● DATASET EXTRACT:
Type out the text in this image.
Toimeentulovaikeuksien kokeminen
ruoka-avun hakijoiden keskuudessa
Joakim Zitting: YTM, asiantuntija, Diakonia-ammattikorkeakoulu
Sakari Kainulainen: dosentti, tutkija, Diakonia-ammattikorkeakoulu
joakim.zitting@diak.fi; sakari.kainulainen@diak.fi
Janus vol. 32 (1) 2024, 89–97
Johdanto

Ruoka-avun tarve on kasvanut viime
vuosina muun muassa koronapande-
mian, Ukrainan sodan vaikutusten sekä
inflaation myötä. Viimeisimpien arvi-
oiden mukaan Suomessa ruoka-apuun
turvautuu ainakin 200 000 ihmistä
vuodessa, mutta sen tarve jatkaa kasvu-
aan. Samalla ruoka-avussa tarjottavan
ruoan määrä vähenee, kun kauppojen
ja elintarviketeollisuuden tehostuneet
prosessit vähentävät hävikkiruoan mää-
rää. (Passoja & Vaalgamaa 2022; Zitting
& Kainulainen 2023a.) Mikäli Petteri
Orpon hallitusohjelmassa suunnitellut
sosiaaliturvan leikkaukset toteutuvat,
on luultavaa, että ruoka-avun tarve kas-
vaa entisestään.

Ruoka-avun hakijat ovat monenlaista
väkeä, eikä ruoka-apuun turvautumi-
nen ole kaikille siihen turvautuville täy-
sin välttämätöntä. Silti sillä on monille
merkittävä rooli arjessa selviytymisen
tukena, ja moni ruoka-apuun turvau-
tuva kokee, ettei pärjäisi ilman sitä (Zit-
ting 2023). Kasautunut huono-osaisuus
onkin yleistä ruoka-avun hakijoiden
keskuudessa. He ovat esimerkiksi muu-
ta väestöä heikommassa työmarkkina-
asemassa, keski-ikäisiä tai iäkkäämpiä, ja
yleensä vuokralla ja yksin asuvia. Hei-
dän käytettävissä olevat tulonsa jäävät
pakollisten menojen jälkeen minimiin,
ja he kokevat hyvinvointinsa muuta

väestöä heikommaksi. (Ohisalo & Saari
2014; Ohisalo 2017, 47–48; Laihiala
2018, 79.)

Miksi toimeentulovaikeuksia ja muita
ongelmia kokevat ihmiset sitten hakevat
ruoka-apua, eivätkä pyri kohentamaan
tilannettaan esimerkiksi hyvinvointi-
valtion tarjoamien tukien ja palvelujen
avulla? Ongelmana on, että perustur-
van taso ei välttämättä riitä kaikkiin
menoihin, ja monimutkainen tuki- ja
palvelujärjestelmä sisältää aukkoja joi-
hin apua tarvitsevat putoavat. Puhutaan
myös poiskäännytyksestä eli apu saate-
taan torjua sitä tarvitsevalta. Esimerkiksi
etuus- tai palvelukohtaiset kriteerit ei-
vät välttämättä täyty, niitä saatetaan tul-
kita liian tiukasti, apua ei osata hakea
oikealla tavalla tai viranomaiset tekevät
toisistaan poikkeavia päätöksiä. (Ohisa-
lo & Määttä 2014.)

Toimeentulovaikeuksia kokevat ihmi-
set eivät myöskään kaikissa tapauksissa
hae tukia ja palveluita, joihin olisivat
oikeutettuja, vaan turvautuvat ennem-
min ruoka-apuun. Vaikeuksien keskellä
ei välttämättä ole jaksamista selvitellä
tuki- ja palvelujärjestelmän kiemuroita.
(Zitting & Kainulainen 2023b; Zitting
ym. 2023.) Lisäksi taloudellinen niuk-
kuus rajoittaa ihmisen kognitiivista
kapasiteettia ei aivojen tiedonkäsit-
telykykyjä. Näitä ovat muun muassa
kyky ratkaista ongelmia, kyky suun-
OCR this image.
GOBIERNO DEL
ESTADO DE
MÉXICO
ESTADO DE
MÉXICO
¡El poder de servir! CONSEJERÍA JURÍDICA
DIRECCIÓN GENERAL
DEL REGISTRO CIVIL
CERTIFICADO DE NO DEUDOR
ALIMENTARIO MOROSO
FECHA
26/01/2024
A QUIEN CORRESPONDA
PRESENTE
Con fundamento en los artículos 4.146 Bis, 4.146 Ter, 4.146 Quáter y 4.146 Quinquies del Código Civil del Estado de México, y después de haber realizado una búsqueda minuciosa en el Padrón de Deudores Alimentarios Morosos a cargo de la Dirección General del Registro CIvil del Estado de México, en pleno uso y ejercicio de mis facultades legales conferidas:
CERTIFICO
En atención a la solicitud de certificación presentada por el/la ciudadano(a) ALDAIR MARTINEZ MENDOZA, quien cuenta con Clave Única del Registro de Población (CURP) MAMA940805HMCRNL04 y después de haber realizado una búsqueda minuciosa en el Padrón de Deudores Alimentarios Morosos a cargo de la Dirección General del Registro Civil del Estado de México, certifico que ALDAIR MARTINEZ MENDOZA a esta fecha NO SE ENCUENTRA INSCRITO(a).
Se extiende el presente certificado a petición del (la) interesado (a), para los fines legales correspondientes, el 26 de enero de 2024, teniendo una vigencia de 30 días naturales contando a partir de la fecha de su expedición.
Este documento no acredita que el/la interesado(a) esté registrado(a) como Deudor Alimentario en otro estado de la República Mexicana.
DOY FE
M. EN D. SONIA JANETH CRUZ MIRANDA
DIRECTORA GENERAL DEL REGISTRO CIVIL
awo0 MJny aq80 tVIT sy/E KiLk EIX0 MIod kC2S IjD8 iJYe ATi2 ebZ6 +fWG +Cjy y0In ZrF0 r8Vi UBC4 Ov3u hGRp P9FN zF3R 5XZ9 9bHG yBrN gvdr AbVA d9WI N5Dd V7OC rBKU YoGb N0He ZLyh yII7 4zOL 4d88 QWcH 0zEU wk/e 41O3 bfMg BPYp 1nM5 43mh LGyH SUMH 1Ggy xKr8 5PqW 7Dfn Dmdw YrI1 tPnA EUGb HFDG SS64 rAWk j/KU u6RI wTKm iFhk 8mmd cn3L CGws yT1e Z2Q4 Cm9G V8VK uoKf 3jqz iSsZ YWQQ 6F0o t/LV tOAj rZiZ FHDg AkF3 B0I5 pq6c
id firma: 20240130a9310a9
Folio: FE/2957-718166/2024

● WORK REQUIRED: Gather every line from the listing above in which the word "Diakonia" appears.

● ANSWER TO THE EXERCISE:
Joakim Zitting: YTM, asiantuntija, Diakonia-ammattikorkeakoulu
Sakari Kainulainen: dosentti, tutkija, Diakonia-ammattikorkeakoulu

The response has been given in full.